◆ **WHAT THE TASK ASKS**: Go through the listing below and gather every line with the word "limitations".

# start of ENTRIES SHOWN

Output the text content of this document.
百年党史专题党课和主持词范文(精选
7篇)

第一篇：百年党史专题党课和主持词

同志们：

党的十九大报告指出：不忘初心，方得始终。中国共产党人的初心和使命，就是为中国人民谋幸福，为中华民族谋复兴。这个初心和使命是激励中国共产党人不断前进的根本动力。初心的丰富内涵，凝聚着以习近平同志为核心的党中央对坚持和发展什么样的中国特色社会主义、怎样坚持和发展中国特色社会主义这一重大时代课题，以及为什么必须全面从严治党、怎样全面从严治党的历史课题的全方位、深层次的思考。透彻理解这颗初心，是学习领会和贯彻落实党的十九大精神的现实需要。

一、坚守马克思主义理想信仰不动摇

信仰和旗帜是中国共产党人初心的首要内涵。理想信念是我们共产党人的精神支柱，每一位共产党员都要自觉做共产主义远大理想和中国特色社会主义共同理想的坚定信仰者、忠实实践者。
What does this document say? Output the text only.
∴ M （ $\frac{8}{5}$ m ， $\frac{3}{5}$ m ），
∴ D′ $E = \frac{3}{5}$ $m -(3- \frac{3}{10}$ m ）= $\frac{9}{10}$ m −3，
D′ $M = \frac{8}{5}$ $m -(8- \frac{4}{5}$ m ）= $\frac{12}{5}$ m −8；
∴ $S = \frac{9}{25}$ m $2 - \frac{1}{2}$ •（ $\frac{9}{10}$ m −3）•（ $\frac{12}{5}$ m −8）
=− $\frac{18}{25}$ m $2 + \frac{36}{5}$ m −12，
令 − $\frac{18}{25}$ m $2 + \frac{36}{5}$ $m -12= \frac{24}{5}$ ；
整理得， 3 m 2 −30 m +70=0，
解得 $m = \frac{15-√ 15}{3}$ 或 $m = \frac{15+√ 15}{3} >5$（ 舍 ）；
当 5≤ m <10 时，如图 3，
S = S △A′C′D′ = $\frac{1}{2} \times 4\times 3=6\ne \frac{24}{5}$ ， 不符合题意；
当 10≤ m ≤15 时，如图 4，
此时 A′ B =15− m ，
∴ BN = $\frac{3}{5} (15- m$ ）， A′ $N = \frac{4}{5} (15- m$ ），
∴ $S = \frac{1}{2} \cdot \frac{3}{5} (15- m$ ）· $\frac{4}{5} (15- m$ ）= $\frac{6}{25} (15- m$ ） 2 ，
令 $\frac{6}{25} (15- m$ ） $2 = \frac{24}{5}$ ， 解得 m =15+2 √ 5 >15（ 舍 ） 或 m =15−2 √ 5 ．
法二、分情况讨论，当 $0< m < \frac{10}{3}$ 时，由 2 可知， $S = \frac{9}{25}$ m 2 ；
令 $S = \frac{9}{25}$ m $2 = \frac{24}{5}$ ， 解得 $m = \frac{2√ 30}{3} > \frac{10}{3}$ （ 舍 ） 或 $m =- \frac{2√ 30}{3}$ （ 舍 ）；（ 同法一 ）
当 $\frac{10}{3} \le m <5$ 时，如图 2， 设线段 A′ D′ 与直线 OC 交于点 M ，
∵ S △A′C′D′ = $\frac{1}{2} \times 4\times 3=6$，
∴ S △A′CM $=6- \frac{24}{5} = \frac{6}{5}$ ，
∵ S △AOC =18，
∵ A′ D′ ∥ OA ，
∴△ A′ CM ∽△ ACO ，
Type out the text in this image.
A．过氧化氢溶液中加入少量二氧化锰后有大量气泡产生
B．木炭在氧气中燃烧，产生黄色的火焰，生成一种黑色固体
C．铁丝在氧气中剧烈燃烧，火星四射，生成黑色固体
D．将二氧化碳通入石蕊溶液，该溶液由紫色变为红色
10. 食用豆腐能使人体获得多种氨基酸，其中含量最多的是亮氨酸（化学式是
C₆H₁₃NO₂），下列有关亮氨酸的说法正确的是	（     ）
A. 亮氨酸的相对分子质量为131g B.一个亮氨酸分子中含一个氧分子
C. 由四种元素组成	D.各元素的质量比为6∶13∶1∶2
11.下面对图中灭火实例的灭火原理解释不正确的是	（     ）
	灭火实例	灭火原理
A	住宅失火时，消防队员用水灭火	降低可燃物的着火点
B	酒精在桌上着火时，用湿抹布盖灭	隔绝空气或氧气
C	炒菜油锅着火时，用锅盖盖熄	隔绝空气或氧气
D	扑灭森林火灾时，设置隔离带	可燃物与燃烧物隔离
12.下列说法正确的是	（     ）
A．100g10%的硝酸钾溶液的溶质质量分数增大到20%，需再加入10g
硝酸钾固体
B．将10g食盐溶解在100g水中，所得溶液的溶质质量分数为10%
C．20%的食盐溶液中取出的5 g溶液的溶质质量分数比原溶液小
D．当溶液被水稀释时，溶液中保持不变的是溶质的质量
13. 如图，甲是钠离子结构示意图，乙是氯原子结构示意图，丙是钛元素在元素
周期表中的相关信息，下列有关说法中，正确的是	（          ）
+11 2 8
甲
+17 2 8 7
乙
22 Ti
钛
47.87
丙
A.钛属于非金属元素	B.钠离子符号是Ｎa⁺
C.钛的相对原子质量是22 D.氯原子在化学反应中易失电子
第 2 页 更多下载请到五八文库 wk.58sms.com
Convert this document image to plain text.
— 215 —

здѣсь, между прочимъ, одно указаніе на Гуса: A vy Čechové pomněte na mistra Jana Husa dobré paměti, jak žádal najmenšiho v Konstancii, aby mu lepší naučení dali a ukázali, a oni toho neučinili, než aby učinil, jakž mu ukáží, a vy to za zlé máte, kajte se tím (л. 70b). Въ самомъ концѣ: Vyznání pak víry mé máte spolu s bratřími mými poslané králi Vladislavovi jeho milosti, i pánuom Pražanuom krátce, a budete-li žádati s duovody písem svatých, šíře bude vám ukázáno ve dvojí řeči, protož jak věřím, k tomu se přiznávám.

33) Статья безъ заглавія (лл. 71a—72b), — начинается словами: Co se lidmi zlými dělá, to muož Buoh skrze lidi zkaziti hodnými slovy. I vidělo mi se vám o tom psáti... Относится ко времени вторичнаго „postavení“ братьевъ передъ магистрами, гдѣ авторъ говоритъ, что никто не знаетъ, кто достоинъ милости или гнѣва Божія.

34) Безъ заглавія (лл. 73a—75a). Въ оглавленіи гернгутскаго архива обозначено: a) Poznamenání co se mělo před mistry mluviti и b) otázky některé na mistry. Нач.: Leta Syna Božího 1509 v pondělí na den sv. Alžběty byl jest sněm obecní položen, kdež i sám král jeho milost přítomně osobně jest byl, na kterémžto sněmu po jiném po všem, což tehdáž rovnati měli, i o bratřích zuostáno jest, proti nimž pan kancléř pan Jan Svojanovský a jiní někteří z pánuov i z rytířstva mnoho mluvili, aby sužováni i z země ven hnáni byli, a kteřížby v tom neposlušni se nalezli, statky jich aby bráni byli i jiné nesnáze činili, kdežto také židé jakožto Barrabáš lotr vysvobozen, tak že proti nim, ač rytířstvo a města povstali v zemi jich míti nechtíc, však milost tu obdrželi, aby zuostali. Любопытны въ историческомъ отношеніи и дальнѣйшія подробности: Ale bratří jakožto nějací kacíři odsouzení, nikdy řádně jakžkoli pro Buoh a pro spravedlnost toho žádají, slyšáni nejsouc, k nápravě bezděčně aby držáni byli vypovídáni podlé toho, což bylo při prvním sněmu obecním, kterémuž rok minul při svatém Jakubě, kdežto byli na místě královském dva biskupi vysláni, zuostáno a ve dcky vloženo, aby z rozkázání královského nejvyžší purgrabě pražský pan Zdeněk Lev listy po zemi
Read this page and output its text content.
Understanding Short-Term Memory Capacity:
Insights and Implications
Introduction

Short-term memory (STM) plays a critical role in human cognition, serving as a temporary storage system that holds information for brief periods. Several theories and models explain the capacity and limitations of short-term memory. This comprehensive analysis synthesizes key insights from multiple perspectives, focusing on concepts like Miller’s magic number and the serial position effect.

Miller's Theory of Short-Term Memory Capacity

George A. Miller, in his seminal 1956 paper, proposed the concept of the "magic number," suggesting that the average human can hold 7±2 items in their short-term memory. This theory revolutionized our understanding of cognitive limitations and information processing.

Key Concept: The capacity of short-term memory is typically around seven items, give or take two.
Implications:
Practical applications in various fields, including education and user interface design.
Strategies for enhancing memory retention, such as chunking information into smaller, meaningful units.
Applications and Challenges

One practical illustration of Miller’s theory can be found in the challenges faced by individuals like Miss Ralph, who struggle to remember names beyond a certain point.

# end of ENTRIES SHOWN

◆ **TASK OUTPUT**:
Short-term memory (STM) plays a critical role in human cognition, serving as a temporary storage system that holds information for brief periods. Several theories and models explain the capacity and limitations of short-term memory. This comprehensive analysis synthesizes key insights from multiple perspectives, focusing on concepts like Miller’s magic number and the serial position effect.
George A. Miller, in his seminal 1956 paper, proposed the concept of the "magic number," suggesting that the average human can hold 7±2 items in their short-term memory. This theory revolutionized our understanding of cognitive limitations and information processing.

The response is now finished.